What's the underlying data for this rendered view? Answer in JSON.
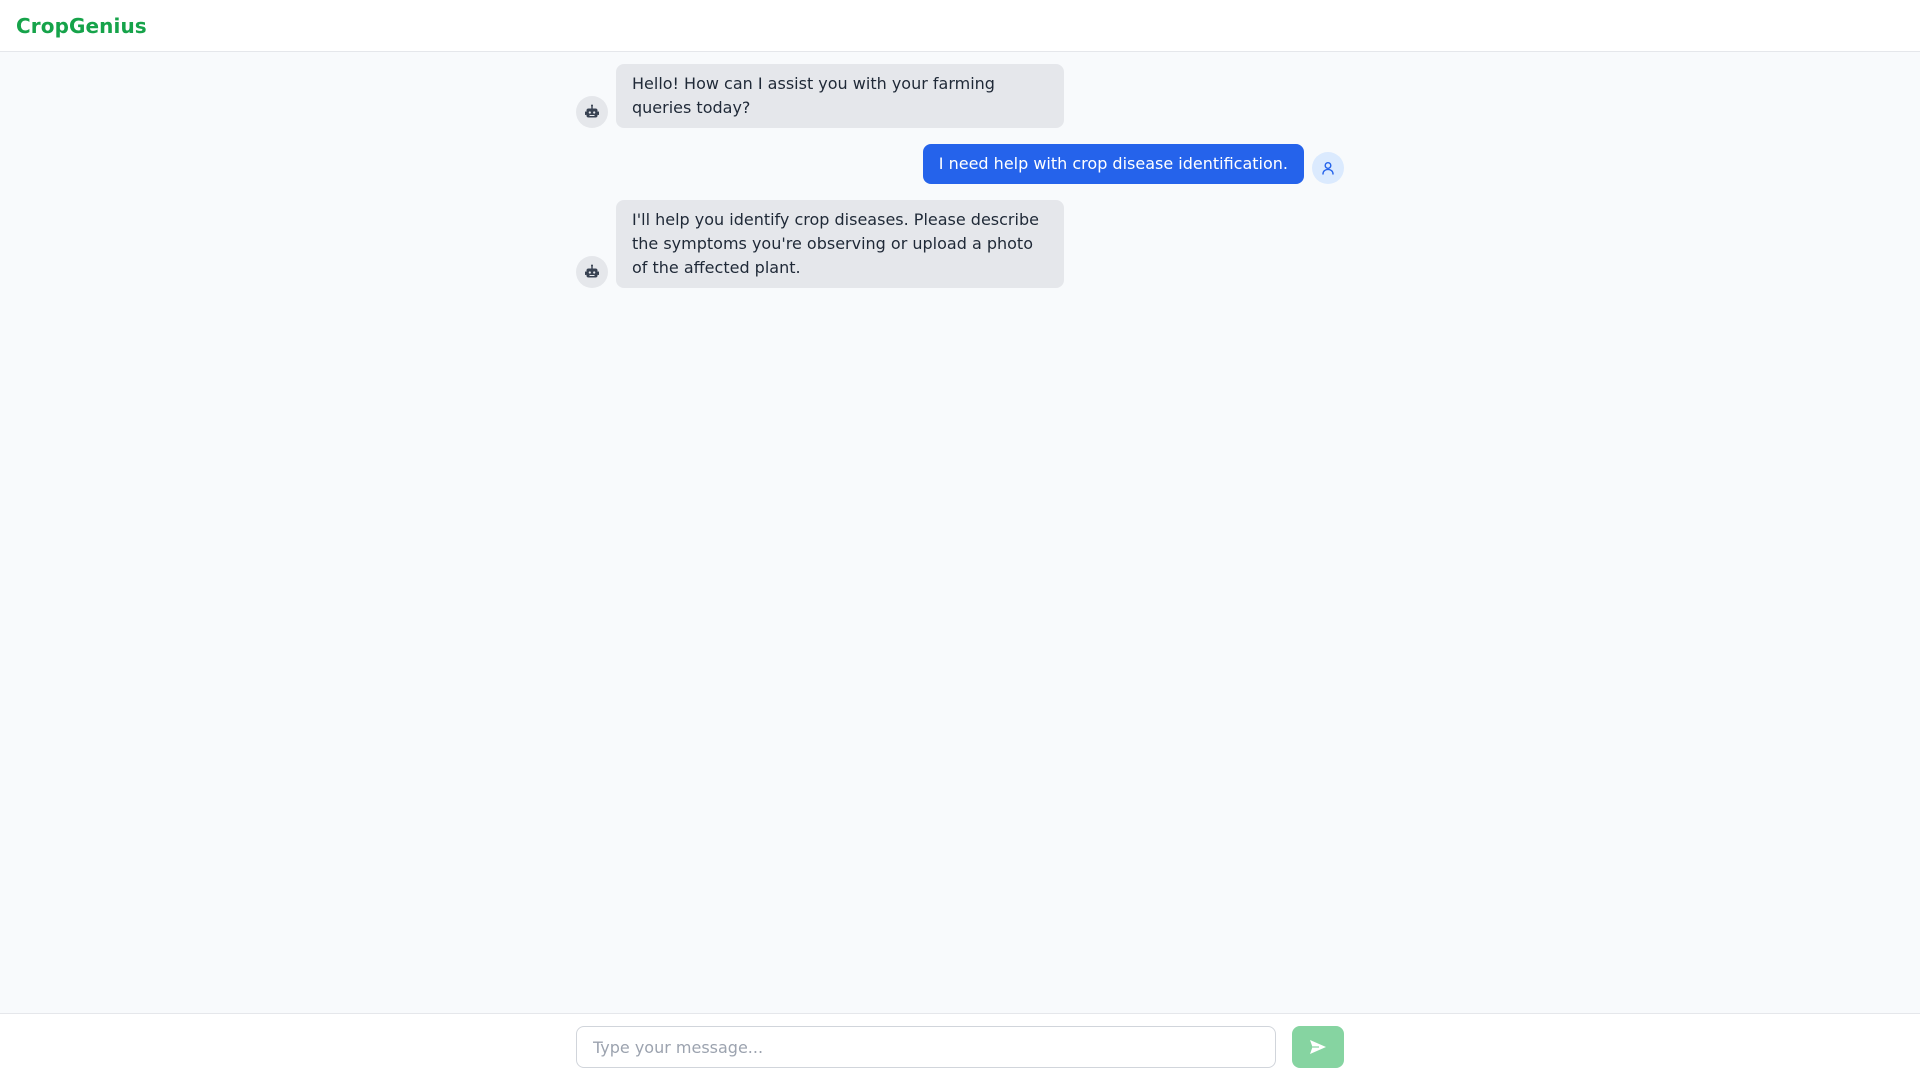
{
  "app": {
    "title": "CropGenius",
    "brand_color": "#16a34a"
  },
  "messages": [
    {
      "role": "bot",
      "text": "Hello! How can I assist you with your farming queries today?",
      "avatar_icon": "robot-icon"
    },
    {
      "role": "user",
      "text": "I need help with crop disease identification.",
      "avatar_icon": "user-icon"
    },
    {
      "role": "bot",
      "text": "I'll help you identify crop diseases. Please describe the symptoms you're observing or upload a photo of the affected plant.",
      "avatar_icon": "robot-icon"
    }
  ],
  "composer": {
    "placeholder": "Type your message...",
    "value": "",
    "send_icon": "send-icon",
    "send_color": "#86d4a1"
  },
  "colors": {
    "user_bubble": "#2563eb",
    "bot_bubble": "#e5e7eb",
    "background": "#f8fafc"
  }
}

» PROBLEM REQUIREMENTS
Show each line holding the word "icon".

» WRITTEN RESPONSE
      "avatar_icon": "robot-icon"
      "avatar_icon": "user-icon"
      "avatar_icon": "robot-icon"
    "send_icon": "send-icon",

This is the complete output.